[START]
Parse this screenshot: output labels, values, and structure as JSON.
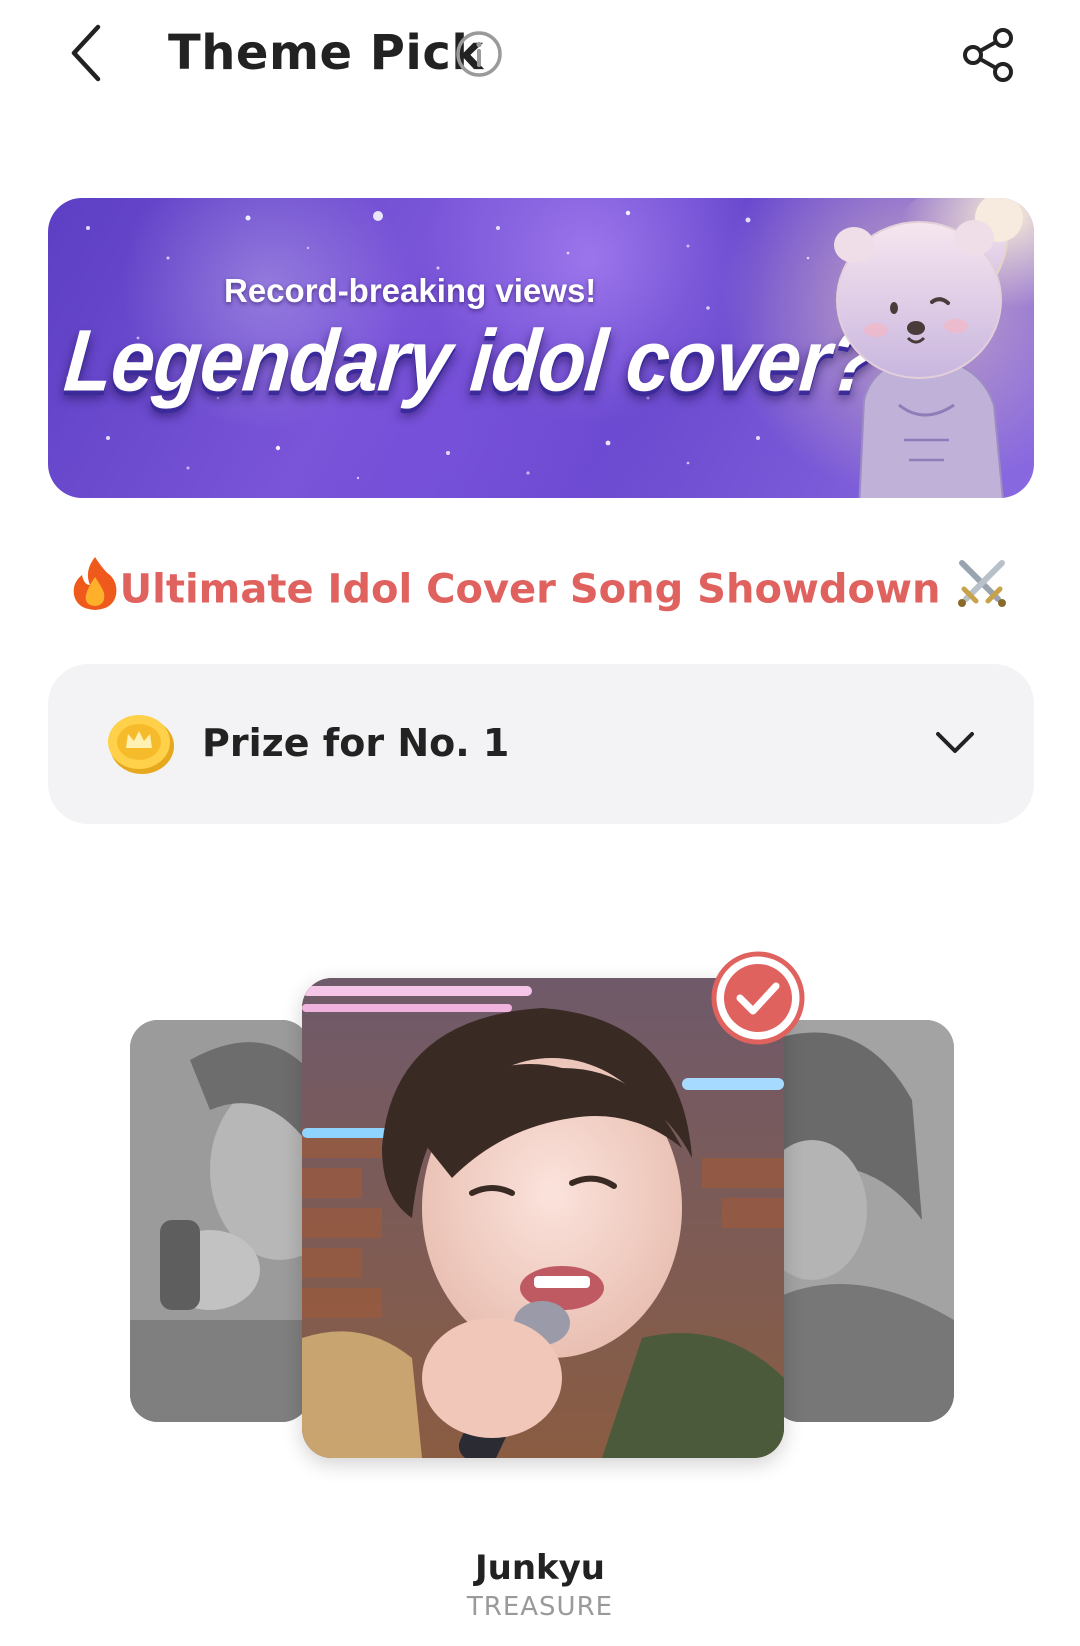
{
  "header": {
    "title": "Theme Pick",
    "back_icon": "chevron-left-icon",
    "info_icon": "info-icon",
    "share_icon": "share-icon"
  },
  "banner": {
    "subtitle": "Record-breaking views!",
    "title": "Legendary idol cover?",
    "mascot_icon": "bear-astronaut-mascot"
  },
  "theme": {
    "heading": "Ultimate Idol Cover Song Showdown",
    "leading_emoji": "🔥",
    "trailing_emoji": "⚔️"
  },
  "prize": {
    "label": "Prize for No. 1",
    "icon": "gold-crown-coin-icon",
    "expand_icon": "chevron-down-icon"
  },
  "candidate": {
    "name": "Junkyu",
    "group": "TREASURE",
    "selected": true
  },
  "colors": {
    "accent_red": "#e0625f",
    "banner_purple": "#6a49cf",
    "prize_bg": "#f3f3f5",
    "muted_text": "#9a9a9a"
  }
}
[END]
Reproduce the data above in full, exactly as it is, with the pictures left out.

*Result for this exercise*:
Parse this screenshot: output labels, values, and structure as JSON.
{
  "header": {
    "title": "Theme Pick",
    "back_icon": "chevron-left-icon",
    "info_icon": "info-icon",
    "share_icon": "share-icon"
  },
  "banner": {
    "subtitle": "Record-breaking views!",
    "title": "Legendary idol cover?",
    "mascot_icon": "bear-astronaut-mascot"
  },
  "theme": {
    "heading": "Ultimate Idol Cover Song Showdown",
    "leading_emoji": "🔥",
    "trailing_emoji": "⚔️"
  },
  "prize": {
    "label": "Prize for No. 1",
    "icon": "gold-crown-coin-icon",
    "expand_icon": "chevron-down-icon"
  },
  "candidate": {
    "name": "Junkyu",
    "group": "TREASURE",
    "selected": true
  },
  "colors": {
    "accent_red": "#e0625f",
    "banner_purple": "#6a49cf",
    "prize_bg": "#f3f3f5",
    "muted_text": "#9a9a9a"
  }
}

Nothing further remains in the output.